Data supplied
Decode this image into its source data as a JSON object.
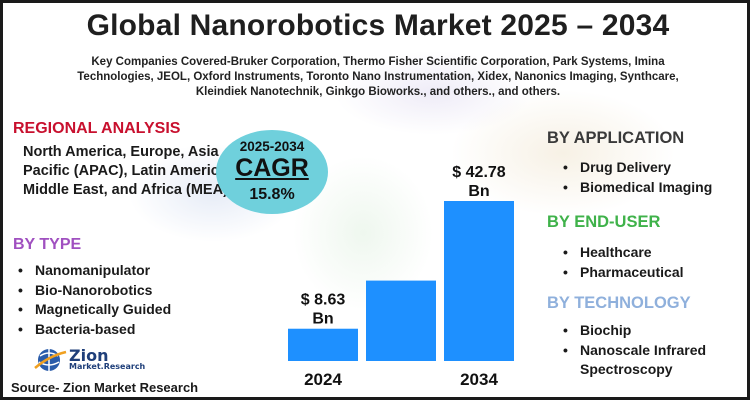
{
  "title": "Global Nanorobotics Market 2025 – 2034",
  "subtitle": "Key Companies Covered-Bruker Corporation, Thermo Fisher Scientific Corporation, Park Systems, Imina Technologies, JEOL, Oxford Instruments, Toronto Nano Instrumentation, Xidex, Nanonics Imaging, Synthcare, Kleindiek Nanotechnik, Ginkgo Bioworks., and others., and others.",
  "regional": {
    "title": "REGIONAL ANALYSIS",
    "body": "North America, Europe, Asia Pacific (APAC), Latin America, Middle East, and Africa (MEA)"
  },
  "by_type": {
    "title": "BY TYPE",
    "items": [
      "Nanomanipulator",
      "Bio-Nanorobotics",
      "Magnetically Guided",
      "Bacteria-based"
    ]
  },
  "by_application": {
    "title": "BY APPLICATION",
    "items": [
      "Drug Delivery",
      "Biomedical Imaging"
    ]
  },
  "by_end_user": {
    "title": "BY END-USER",
    "items": [
      "Healthcare",
      "Pharmaceutical"
    ]
  },
  "by_technology": {
    "title": "BY TECHNOLOGY",
    "items": [
      "Biochip",
      "Nanoscale Infrared Spectroscopy"
    ]
  },
  "cagr": {
    "years": "2025-2034",
    "label": "CAGR",
    "value": "15.8%"
  },
  "logo": {
    "name": "Zion",
    "sub": "Market.Research"
  },
  "source": "Source- Zion Market Research",
  "colors": {
    "bar": "#1e90ff",
    "regional_title": "#c8102e",
    "type_title": "#a050c0",
    "end_user_title": "#3fb24a",
    "technology_title": "#8fb0dc",
    "cagr_circle": "#6fd0dc"
  },
  "chart_data": {
    "type": "bar",
    "categories": [
      "2024",
      "",
      "2034"
    ],
    "values": [
      8.63,
      21.5,
      42.78
    ],
    "data_labels": [
      "$ 8.63 Bn",
      "",
      "$ 42.78 Bn"
    ],
    "unit": "USD Billion"
  }
}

What to work on
Verbatim copy with pictures excluded: write out the records above in full.

Task solution
Decode this image into its source data as a JSON object.
{
  "title": "Global Nanorobotics Market 2025 – 2034",
  "subtitle": "Key Companies Covered-Bruker Corporation, Thermo Fisher Scientific Corporation, Park Systems, Imina Technologies, JEOL, Oxford Instruments, Toronto Nano Instrumentation, Xidex, Nanonics Imaging, Synthcare, Kleindiek Nanotechnik, Ginkgo Bioworks., and others., and others.",
  "regional": {
    "title": "REGIONAL ANALYSIS",
    "body": "North America, Europe, Asia Pacific (APAC), Latin America, Middle East, and Africa (MEA)"
  },
  "by_type": {
    "title": "BY TYPE",
    "items": [
      "Nanomanipulator",
      "Bio-Nanorobotics",
      "Magnetically Guided",
      "Bacteria-based"
    ]
  },
  "by_application": {
    "title": "BY APPLICATION",
    "items": [
      "Drug Delivery",
      "Biomedical Imaging"
    ]
  },
  "by_end_user": {
    "title": "BY END-USER",
    "items": [
      "Healthcare",
      "Pharmaceutical"
    ]
  },
  "by_technology": {
    "title": "BY TECHNOLOGY",
    "items": [
      "Biochip",
      "Nanoscale Infrared Spectroscopy"
    ]
  },
  "cagr": {
    "years": "2025-2034",
    "label": "CAGR",
    "value": "15.8%"
  },
  "logo": {
    "name": "Zion",
    "sub": "Market.Research"
  },
  "source": "Source- Zion Market Research",
  "colors": {
    "bar": "#1e90ff",
    "regional_title": "#c8102e",
    "type_title": "#a050c0",
    "end_user_title": "#3fb24a",
    "technology_title": "#8fb0dc",
    "cagr_circle": "#6fd0dc"
  },
  "chart_data": {
    "type": "bar",
    "categories": [
      "2024",
      "",
      "2034"
    ],
    "values": [
      8.63,
      21.5,
      42.78
    ],
    "data_labels": [
      "$ 8.63 Bn",
      "",
      "$ 42.78 Bn"
    ],
    "unit": "USD Billion"
  }
}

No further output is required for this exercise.